§ Requirements
Wherever a line holds the string "name", copy that line.

——————————

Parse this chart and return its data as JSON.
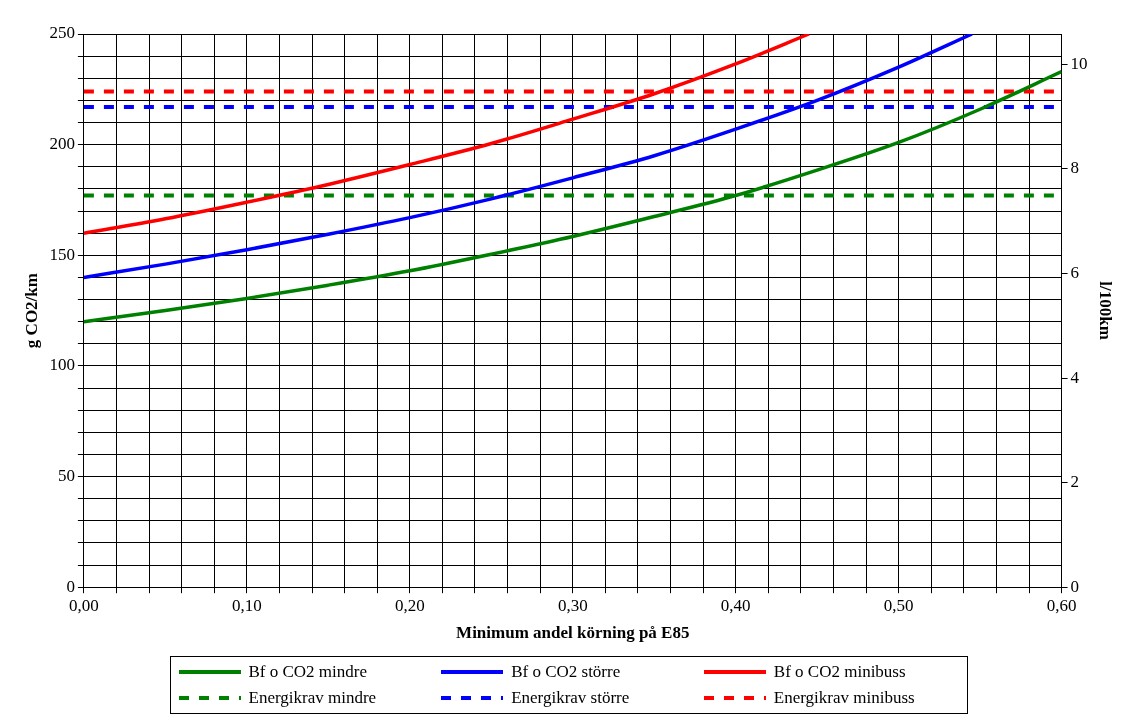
{
  "chart_data": {
    "type": "line",
    "xlabel": "Minimum andel körning på E85",
    "ylabel": "g CO2/km",
    "y2label": "l/100km",
    "xlim": [
      0,
      0.6
    ],
    "xticks": [
      {
        "value": 0,
        "label": "0,00"
      },
      {
        "value": 0.02,
        "label": null
      },
      {
        "value": 0.04,
        "label": null
      },
      {
        "value": 0.06,
        "label": null
      },
      {
        "value": 0.08,
        "label": null
      },
      {
        "value": 0.1,
        "label": "0,10"
      },
      {
        "value": 0.12,
        "label": null
      },
      {
        "value": 0.14,
        "label": null
      },
      {
        "value": 0.16,
        "label": null
      },
      {
        "value": 0.18,
        "label": null
      },
      {
        "value": 0.2,
        "label": "0,20"
      },
      {
        "value": 0.22,
        "label": null
      },
      {
        "value": 0.24,
        "label": null
      },
      {
        "value": 0.26,
        "label": null
      },
      {
        "value": 0.28,
        "label": null
      },
      {
        "value": 0.3,
        "label": "0,30"
      },
      {
        "value": 0.32,
        "label": null
      },
      {
        "value": 0.34,
        "label": null
      },
      {
        "value": 0.36,
        "label": null
      },
      {
        "value": 0.38,
        "label": null
      },
      {
        "value": 0.4,
        "label": "0,40"
      },
      {
        "value": 0.42,
        "label": null
      },
      {
        "value": 0.44,
        "label": null
      },
      {
        "value": 0.46,
        "label": null
      },
      {
        "value": 0.48,
        "label": null
      },
      {
        "value": 0.5,
        "label": "0,50"
      },
      {
        "value": 0.52,
        "label": null
      },
      {
        "value": 0.54,
        "label": null
      },
      {
        "value": 0.56,
        "label": null
      },
      {
        "value": 0.58,
        "label": null
      },
      {
        "value": 0.6,
        "label": "0,60"
      }
    ],
    "ylim": [
      0,
      250
    ],
    "yticks": [
      0,
      {
        "value": 10,
        "label": null
      },
      {
        "value": 20,
        "label": null
      },
      {
        "value": 30,
        "label": null
      },
      {
        "value": 40,
        "label": null
      },
      50,
      {
        "value": 60,
        "label": null
      },
      {
        "value": 70,
        "label": null
      },
      {
        "value": 80,
        "label": null
      },
      {
        "value": 90,
        "label": null
      },
      100,
      {
        "value": 110,
        "label": null
      },
      {
        "value": 120,
        "label": null
      },
      {
        "value": 130,
        "label": null
      },
      {
        "value": 140,
        "label": null
      },
      150,
      {
        "value": 160,
        "label": null
      },
      {
        "value": 170,
        "label": null
      },
      {
        "value": 180,
        "label": null
      },
      {
        "value": 190,
        "label": null
      },
      200,
      {
        "value": 210,
        "label": null
      },
      {
        "value": 220,
        "label": null
      },
      {
        "value": 230,
        "label": null
      },
      {
        "value": 240,
        "label": null
      },
      250
    ],
    "y2lim": [
      0,
      10.58
    ],
    "y2ticks": [
      0,
      2,
      4,
      6,
      8,
      10
    ],
    "grid": true,
    "legend": "bottom",
    "marker": "none",
    "series": [
      {
        "name": "Bf o CO2 mindre",
        "color": "#008000",
        "line_style": "solid",
        "x": [
          0,
          0.05,
          0.1,
          0.15,
          0.2,
          0.25,
          0.3,
          0.35,
          0.4,
          0.45,
          0.5,
          0.55,
          0.6
        ],
        "values": [
          120,
          125,
          130.5,
          136.5,
          143,
          150.5,
          158.5,
          167.5,
          177,
          188.5,
          201,
          216,
          233
        ]
      },
      {
        "name": "Bf o CO2 större",
        "color": "#0000ff",
        "line_style": "solid",
        "x": [
          0,
          0.05,
          0.1,
          0.15,
          0.2,
          0.25,
          0.3,
          0.35,
          0.4,
          0.45,
          0.5,
          0.545
        ],
        "values": [
          140,
          146,
          152.5,
          159.5,
          167,
          175.5,
          185,
          195,
          207,
          220,
          235,
          250
        ]
      },
      {
        "name": "Bf o CO2 minibuss",
        "color": "#ff0000",
        "line_style": "solid",
        "x": [
          0,
          0.05,
          0.1,
          0.15,
          0.2,
          0.25,
          0.3,
          0.35,
          0.4,
          0.445
        ],
        "values": [
          160,
          166.5,
          174,
          182,
          191,
          200.5,
          211.5,
          223,
          236.5,
          250
        ]
      },
      {
        "name": "Energikrav mindre",
        "color": "#008000",
        "line_style": "dashed",
        "x": [
          0,
          0.6
        ],
        "values": [
          177,
          177
        ]
      },
      {
        "name": "Energikrav större",
        "color": "#0000ff",
        "line_style": "dashed",
        "x": [
          0,
          0.6
        ],
        "values": [
          217,
          217
        ]
      },
      {
        "name": "Energikrav minibuss",
        "color": "#ff0000",
        "line_style": "dashed",
        "x": [
          0,
          0.6
        ],
        "values": [
          224,
          224
        ]
      }
    ]
  }
}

——————————

§ Written solution
        "name": "Bf o CO2 mindre",
        "name": "Bf o CO2 större",
        "name": "Bf o CO2 minibuss",
        "name": "Energikrav mindre",
        "name": "Energikrav större",
        "name": "Energikrav minibuss",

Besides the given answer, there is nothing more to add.